A block of data:

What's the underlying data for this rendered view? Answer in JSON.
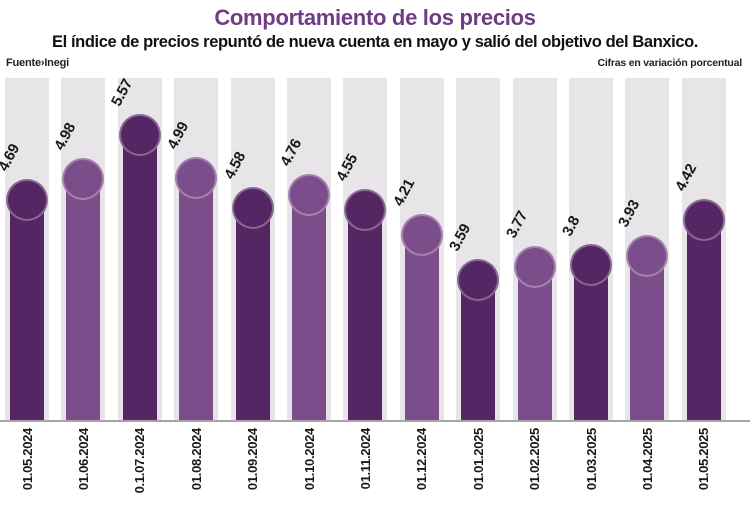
{
  "header": {
    "title": "Comportamiento de los precios",
    "subtitle": "El índice de precios repuntó de nueva cuenta en mayo y salió del objetivo del Banxico.",
    "source": "Fuente›Inegi",
    "units_note": "Cifras en variación porcentual"
  },
  "colors": {
    "title": "#6f3d85",
    "bar_dark": "#542663",
    "bar_light": "#7b4d8a",
    "track": "#e7e5e7",
    "axis": "#a5a3a6",
    "label": "#1a1a1a"
  },
  "chart_data": {
    "type": "bar",
    "title": "Comportamiento de los precios",
    "subtitle": "El índice de precios repuntó de nueva cuenta en mayo y salió del objetivo del Banxico.",
    "units": "Cifras en variación porcentual",
    "source": "Fuente›Inegi",
    "categories": [
      "01.05.2024",
      "01.06.2024",
      "0.1.07.2024",
      "01.08.2024",
      "01.09.2024",
      "01.10.2024",
      "01.11.2024",
      "01.12.2024",
      "01.01.2025",
      "01.02.2025",
      "01.03.2025",
      "01.04.2025",
      "01.05.2025"
    ],
    "values": [
      4.69,
      4.98,
      5.57,
      4.99,
      4.58,
      4.76,
      4.55,
      4.21,
      3.59,
      3.77,
      3.8,
      3.93,
      4.42
    ],
    "value_labels": [
      "4.69",
      "4.98",
      "5.57",
      "4.99",
      "4.58",
      "4.76",
      "4.55",
      "4.21",
      "3.59",
      "3.77",
      "3.8",
      "3.93",
      "4.42"
    ],
    "xlabel": "",
    "ylabel": "",
    "ylim": [
      0,
      6
    ],
    "grid": false,
    "legend": false,
    "bar_color_pattern": "alternating: odd bars dark purple, even bars light purple",
    "bar_style": "rounded lollipop cap circle atop each column, light gray full-height background track behind each bar, value labels rotated diagonally above caps, date labels rotated vertically below axis"
  }
}
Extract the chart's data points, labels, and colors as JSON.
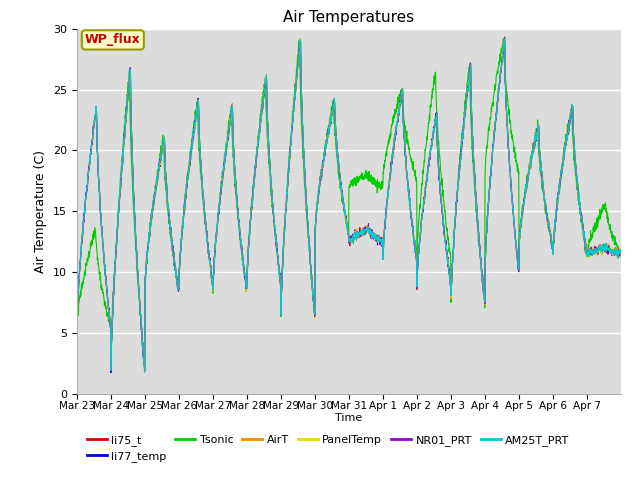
{
  "title": "Air Temperatures",
  "xlabel": "Time",
  "ylabel": "Air Temperature (C)",
  "ylim": [
    0,
    30
  ],
  "n_days": 16,
  "x_ticks": [
    "Mar 23",
    "Mar 24",
    "Mar 25",
    "Mar 26",
    "Mar 27",
    "Mar 28",
    "Mar 29",
    "Mar 30",
    "Mar 31",
    "Apr 1",
    "Apr 2",
    "Apr 3",
    "Apr 4",
    "Apr 5",
    "Apr 6",
    "Apr 7"
  ],
  "yticks": [
    0,
    5,
    10,
    15,
    20,
    25,
    30
  ],
  "bg_color": "#dcdcdc",
  "series": [
    {
      "name": "li75_t",
      "color": "#dd0000"
    },
    {
      "name": "li77_temp",
      "color": "#0000dd"
    },
    {
      "name": "Tsonic",
      "color": "#00cc00"
    },
    {
      "name": "AirT",
      "color": "#ff8800"
    },
    {
      "name": "PanelTemp",
      "color": "#dddd00"
    },
    {
      "name": "NR01_PRT",
      "color": "#9900cc"
    },
    {
      "name": "AM25T_PRT",
      "color": "#00cccc"
    }
  ],
  "wp_flux_label": "WP_flux",
  "wp_flux_color": "#cc0000",
  "wp_flux_bg": "#ffffcc",
  "wp_flux_border": "#999900",
  "day_peaks": [
    23.5,
    26.5,
    21.0,
    24.0,
    23.5,
    26.0,
    29.0,
    24.0,
    13.5,
    25.0,
    23.0,
    27.0,
    29.0,
    22.0,
    23.5,
    12.0
  ],
  "day_mins": [
    5.5,
    2.0,
    8.5,
    9.0,
    8.5,
    9.0,
    6.5,
    13.0,
    12.5,
    11.0,
    9.0,
    7.5,
    10.0,
    12.0,
    11.5,
    11.5
  ],
  "tsonic_peaks": [
    13.5,
    26.5,
    21.0,
    24.0,
    23.5,
    26.0,
    29.0,
    24.0,
    18.0,
    25.0,
    26.5,
    27.0,
    29.0,
    22.0,
    23.5,
    15.5
  ],
  "tsonic_mins": [
    5.5,
    2.0,
    8.5,
    9.0,
    8.5,
    9.0,
    6.5,
    13.0,
    17.0,
    17.5,
    11.0,
    7.5,
    18.0,
    12.0,
    11.5,
    11.5
  ]
}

Written task:
Make an exact copy of every entry above, minus the images.

Result of this task:
What's the underlying data for this rendered view? Answer in JSON.
{
  "header": {
    "title": "Comportamiento de los precios",
    "subtitle": "El índice de precios repuntó de nueva cuenta en mayo y salió del objetivo del Banxico.",
    "source": "Fuente›Inegi",
    "units_note": "Cifras en variación porcentual"
  },
  "colors": {
    "title": "#6f3d85",
    "bar_dark": "#542663",
    "bar_light": "#7b4d8a",
    "track": "#e7e5e7",
    "axis": "#a5a3a6",
    "label": "#1a1a1a"
  },
  "chart_data": {
    "type": "bar",
    "title": "Comportamiento de los precios",
    "subtitle": "El índice de precios repuntó de nueva cuenta en mayo y salió del objetivo del Banxico.",
    "units": "Cifras en variación porcentual",
    "source": "Fuente›Inegi",
    "categories": [
      "01.05.2024",
      "01.06.2024",
      "0.1.07.2024",
      "01.08.2024",
      "01.09.2024",
      "01.10.2024",
      "01.11.2024",
      "01.12.2024",
      "01.01.2025",
      "01.02.2025",
      "01.03.2025",
      "01.04.2025",
      "01.05.2025"
    ],
    "values": [
      4.69,
      4.98,
      5.57,
      4.99,
      4.58,
      4.76,
      4.55,
      4.21,
      3.59,
      3.77,
      3.8,
      3.93,
      4.42
    ],
    "value_labels": [
      "4.69",
      "4.98",
      "5.57",
      "4.99",
      "4.58",
      "4.76",
      "4.55",
      "4.21",
      "3.59",
      "3.77",
      "3.8",
      "3.93",
      "4.42"
    ],
    "xlabel": "",
    "ylabel": "",
    "ylim": [
      0,
      6
    ],
    "grid": false,
    "legend": false,
    "bar_color_pattern": "alternating: odd bars dark purple, even bars light purple",
    "bar_style": "rounded lollipop cap circle atop each column, light gray full-height background track behind each bar, value labels rotated diagonally above caps, date labels rotated vertically below axis"
  }
}
Extract the chart's data points, labels, and colors as JSON.
{
  "title": "Air Temperatures",
  "xlabel": "Time",
  "ylabel": "Air Temperature (C)",
  "ylim": [
    0,
    30
  ],
  "n_days": 16,
  "x_ticks": [
    "Mar 23",
    "Mar 24",
    "Mar 25",
    "Mar 26",
    "Mar 27",
    "Mar 28",
    "Mar 29",
    "Mar 30",
    "Mar 31",
    "Apr 1",
    "Apr 2",
    "Apr 3",
    "Apr 4",
    "Apr 5",
    "Apr 6",
    "Apr 7"
  ],
  "yticks": [
    0,
    5,
    10,
    15,
    20,
    25,
    30
  ],
  "bg_color": "#dcdcdc",
  "series": [
    {
      "name": "li75_t",
      "color": "#dd0000"
    },
    {
      "name": "li77_temp",
      "color": "#0000dd"
    },
    {
      "name": "Tsonic",
      "color": "#00cc00"
    },
    {
      "name": "AirT",
      "color": "#ff8800"
    },
    {
      "name": "PanelTemp",
      "color": "#dddd00"
    },
    {
      "name": "NR01_PRT",
      "color": "#9900cc"
    },
    {
      "name": "AM25T_PRT",
      "color": "#00cccc"
    }
  ],
  "wp_flux_label": "WP_flux",
  "wp_flux_color": "#cc0000",
  "wp_flux_bg": "#ffffcc",
  "wp_flux_border": "#999900",
  "day_peaks": [
    23.5,
    26.5,
    21.0,
    24.0,
    23.5,
    26.0,
    29.0,
    24.0,
    13.5,
    25.0,
    23.0,
    27.0,
    29.0,
    22.0,
    23.5,
    12.0
  ],
  "day_mins": [
    5.5,
    2.0,
    8.5,
    9.0,
    8.5,
    9.0,
    6.5,
    13.0,
    12.5,
    11.0,
    9.0,
    7.5,
    10.0,
    12.0,
    11.5,
    11.5
  ],
  "tsonic_peaks": [
    13.5,
    26.5,
    21.0,
    24.0,
    23.5,
    26.0,
    29.0,
    24.0,
    18.0,
    25.0,
    26.5,
    27.0,
    29.0,
    22.0,
    23.5,
    15.5
  ],
  "tsonic_mins": [
    5.5,
    2.0,
    8.5,
    9.0,
    8.5,
    9.0,
    6.5,
    13.0,
    17.0,
    17.5,
    11.0,
    7.5,
    18.0,
    12.0,
    11.5,
    11.5
  ]
}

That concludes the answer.